Exercice proposé 1
D'après le texte sur la balistique, que propose le système C.I.B.L.E une fois la recherche effectuée ?
Exercice proposé 2
Poursuivez le texte sur la balistique à partir de sa dernière phrase.

L'IMBROGLIO de la balistique


L'IMBROGLIO de la balistique
L'on permettra à un journaliste sexagénaire expatrié de donner modestement son avis sur le brulant sujet de la mort de l'étudiant Bassirou Faye. Mon propos ne sera pas politique (je laisse ce privilège aux confrères qui en ont la qualification). Il ne sera pas non plus moralisateur (sans doute la conscience de mes propres insuffisances)...
Le décès de l'étudiant de l'UCAD est un horrible drame. De combat juste et largement victorieux, il est devenu, hélas, le nouveau fond de commerce de politiciens et d'intellos aux pensées toxiques. Peu importe, l'essentiel pour ces funestes théoriciens est,  semble-t-il, d'exister (avec son cortège de haine)... Étroit dans son costume et maladroit dans sa réaction, l'état a choisi l'urgence comme réponse: un "magicien" Français de la balistique engagé à prix d'or, dit-on. Un moindre mal, à première vue. Un remède confus, en réalité.
Meurtri dans sa chair, le monde estudiantin (et certains de ses soutiens démagogiques) crie vengeance. Mais la police technique et scientifique n'as pas vocation à désigner un individu à la vindicte populaire. Elle est dans la recherche  de la preuve qui garde l'avantage d'être objective et impartiale, basée sur des faits.
Le traitement de la scène de crime ne concerne pas uniquement la phase de découverte ou de son lieu de commission. L'intervention des spécialistes, qu'ils soient techniciens de scènes de crime ou fonctionnaires de l identité judiciaire ou de la gendarmerie, peut etre sollicitée par les  enquêteurs dans tous les lieux qui sont liés à l'infraction et où l'appel à leurs services s'avère nécessaire; ces scènes de crime peuvent varier excessivement dans leur ampleur géographique et quelque soit le cas, on aura l'obligation d'utiliser la même méthodologie avec de temps en temps des difficultés.
 
Au Sénégal, les policiers vont en opération avec des armes dont le canon est (souvent) rayé. Pour le criminaliste, ces rayures constituent un élément d'identification très important; séparées par des champs, ces derniers se marquent de façon plus visible sur les projectiles. L'ensemble des principes de fonctionnement d'une arme à feu laissent des traces sur la douille, traits caractéristiques de l'arme qui a tiré. D'où l'intérêt de la récente découverte de la douille, relayée par des confrères. En effet, la douille est un élément entrant dans le processus d'identification d'une arme car elle porte la marque du percuteur et du diamètre de son logement, la trace de la tête de culasse ou du bouclier (révolver), les traces d'extracteur et d'éjecteur. On observe parfois aussi la marque de la chambre à cartouche et des lèvres du chargeur (toutes les balles tirées dans la même arme, ou plus exactement dans le même canon rayé, portent des marques similaires). En balistique , le microscope comparateur permet de fournir cette preuve. En effet, disposant d'une balle ou d'un étui retrouvés sur une scène de crime, et d'une arme suspecte, un tir de comparaison est effectué dans un "puits de tir" ou un "caisson de tir". On procède ensuite à l'examen au microscope comparateur de la balle saisie sur place <<Balle de question>> et de celle récupérée dans le puits <<Balle de comparaison>>; comme on peut aussi utiliser le système C.I.B.L.E (comparaison et identification balistique par localisation des empreintes) dont les principes reposent sur des techniques d'analyse de l'image. La recherche effectuée, le système C.I.B.L.E propose une liste de <<candidats>> par ordre  décroissant de similitude. La validation revient ensuite au balisticien qui doit vérifier visuellement les résultats proposés. La confirmation définitive ne sera effective qu'après la comparaison physique des éléments de munition.

Données fournies
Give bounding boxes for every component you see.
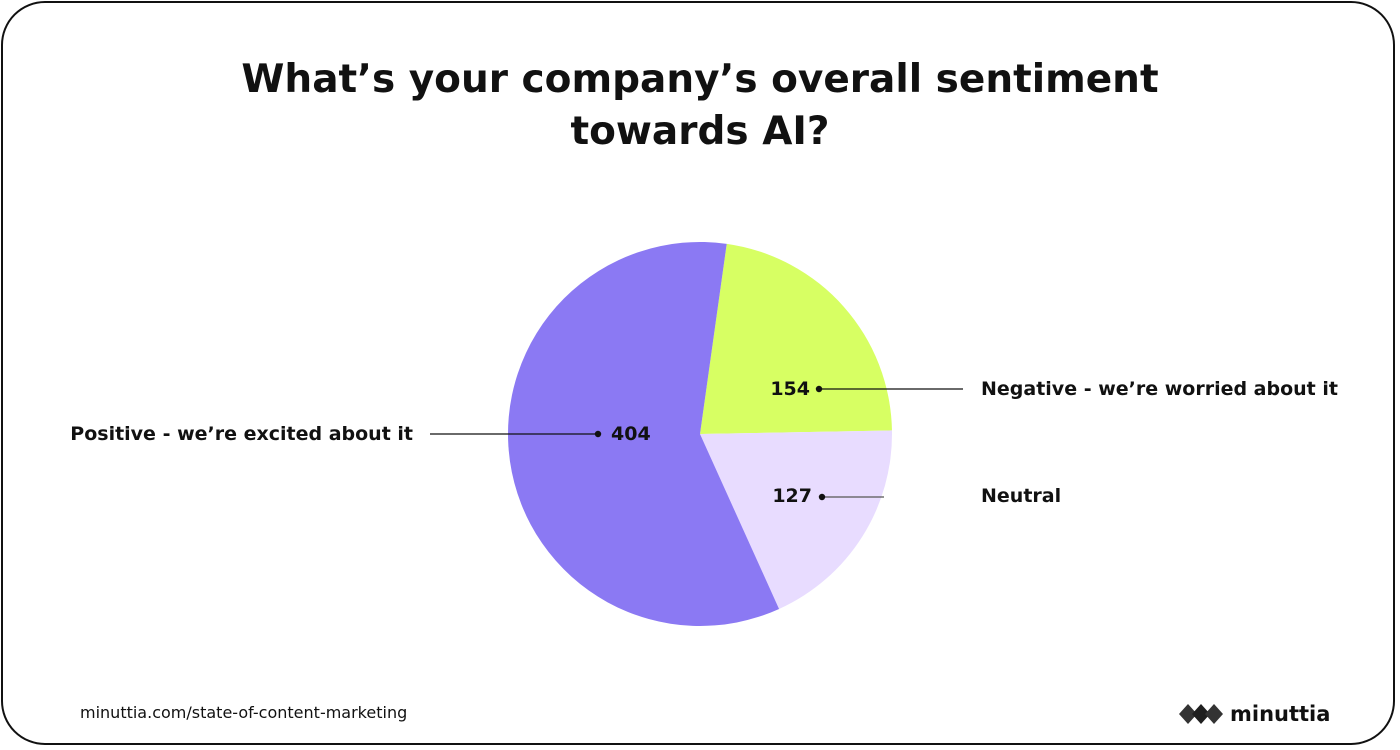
leader-dot-positive: [594, 430, 602, 438]
pie-slice-0: [700, 243, 892, 434]
pie-slices: [507, 242, 893, 627]
leader-dot-neutral: [818, 493, 826, 501]
source-url: minuttia.com/state-of-content-marketing: [80, 703, 408, 722]
chart-title: What’s your company’s overall sentiment …: [0, 54, 1400, 158]
value-label-neutral: 127: [772, 485, 812, 507]
brand-logo: minuttia: [1178, 700, 1330, 728]
value-label-positive: 404: [611, 423, 651, 445]
slice-annotation-negative: 154 Negative - we’re worried about it: [770, 378, 1338, 400]
brand-name: minuttia: [1230, 702, 1331, 726]
diamonds-logo-icon: [1179, 704, 1223, 724]
legend-label-neutral: Neutral: [981, 485, 1061, 507]
chart-title-line-1: What’s your company’s overall sentiment: [241, 57, 1159, 102]
leader-dot-negative: [815, 385, 823, 393]
slice-annotation-positive: 404 Positive - we’re excited about it: [70, 423, 650, 445]
pie-slice-2: [507, 242, 780, 627]
chart-title-line-2: towards AI?: [570, 109, 830, 154]
slice-annotation-neutral: 127 Neutral: [772, 485, 1061, 507]
legend-label-positive: Positive - we’re excited about it: [70, 423, 413, 445]
value-label-negative: 154: [770, 378, 810, 400]
pie-slice-1: [700, 430, 893, 609]
legend-label-negative: Negative - we’re worried about it: [981, 378, 1338, 400]
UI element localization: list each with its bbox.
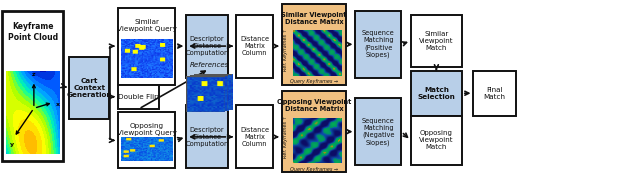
FancyBboxPatch shape <box>236 15 273 77</box>
FancyBboxPatch shape <box>70 56 109 120</box>
Text: Descriptor
Distance
Computation: Descriptor Distance Computation <box>186 127 228 147</box>
Text: References: References <box>189 62 229 68</box>
Text: Final
Match: Final Match <box>483 87 506 100</box>
FancyBboxPatch shape <box>118 112 175 168</box>
Text: Similar Viewpoint
Distance Matrix: Similar Viewpoint Distance Matrix <box>281 12 347 25</box>
FancyBboxPatch shape <box>186 105 228 168</box>
Text: Cart
Context
Generation: Cart Context Generation <box>67 78 112 98</box>
Text: Opposing
Viewpoint
Match: Opposing Viewpoint Match <box>419 130 454 150</box>
FancyBboxPatch shape <box>474 71 515 116</box>
FancyBboxPatch shape <box>355 99 401 165</box>
FancyBboxPatch shape <box>3 11 63 161</box>
FancyBboxPatch shape <box>236 105 273 168</box>
Text: Query Keyframes →: Query Keyframes → <box>290 167 338 172</box>
FancyBboxPatch shape <box>282 92 346 172</box>
Text: Descriptor
Distance
Computation: Descriptor Distance Computation <box>186 36 228 56</box>
Text: Sequence
Matching
(Negative
Slopes): Sequence Matching (Negative Slopes) <box>362 118 395 146</box>
FancyBboxPatch shape <box>411 15 462 67</box>
Text: Similar
Viewpoint
Match: Similar Viewpoint Match <box>419 31 454 51</box>
Text: Ref. Keyframes ↑: Ref. Keyframes ↑ <box>284 116 288 158</box>
Text: Ref. Keyframes ↑: Ref. Keyframes ↑ <box>284 28 288 71</box>
Text: Distance
Matrix
Column: Distance Matrix Column <box>240 127 269 147</box>
Text: Similar
Viewpoint Query: Similar Viewpoint Query <box>116 19 177 32</box>
Text: Distance
Matrix
Column: Distance Matrix Column <box>240 36 269 56</box>
Text: Match
Selection: Match Selection <box>417 87 455 100</box>
FancyBboxPatch shape <box>118 84 159 109</box>
FancyBboxPatch shape <box>355 11 401 77</box>
FancyBboxPatch shape <box>118 8 175 84</box>
FancyBboxPatch shape <box>411 71 462 116</box>
FancyBboxPatch shape <box>411 116 462 165</box>
Text: Sequence
Matching
(Positive
Slopes): Sequence Matching (Positive Slopes) <box>362 30 395 58</box>
Text: Double Flip: Double Flip <box>118 94 159 100</box>
FancyBboxPatch shape <box>186 15 228 77</box>
Text: Opposing
Viewpoint Query: Opposing Viewpoint Query <box>116 123 177 136</box>
FancyBboxPatch shape <box>282 4 346 84</box>
Text: Opposing Viewpoint
Distance Matrix: Opposing Viewpoint Distance Matrix <box>276 99 351 112</box>
Text: Keyframe
Point Cloud: Keyframe Point Cloud <box>8 22 58 42</box>
Text: Query Keyframes →: Query Keyframes → <box>290 79 338 84</box>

Réponse attendue 1
Une liste de « candidats » classés par ordre décroissant de similitude.

Réponse attendue 2
 
Les moments qui suivent la découverte d'une infraction sont particulièrement fondamentaux pour la suite des investigations. Toute modification, toute intervention peuvent amener le déplacement
, l'altération ou la destruction d'un indice matériel. Les premiers éléments de police arrivés  doivent veiller complétement à la préservation des lieux et donc de la préservation des traces et indices afin que la scène de crime ne soit pas polluée. Il faut l'évacuer, la déterminer et l'isoler pour obtenir la scène de crime rêvée qui n'existe pratiquement pas. Qu'il me soit permis d'appuyer cette vérité par cette citation: <<OH! Comme tout ce que j'ai à faire serait facile si j'avais été ici avant qu'ils n'arrivassent comme une harde de buffles et qu'ils ne se fussent vautrés partout>> "Le mystère du Val Boscombe".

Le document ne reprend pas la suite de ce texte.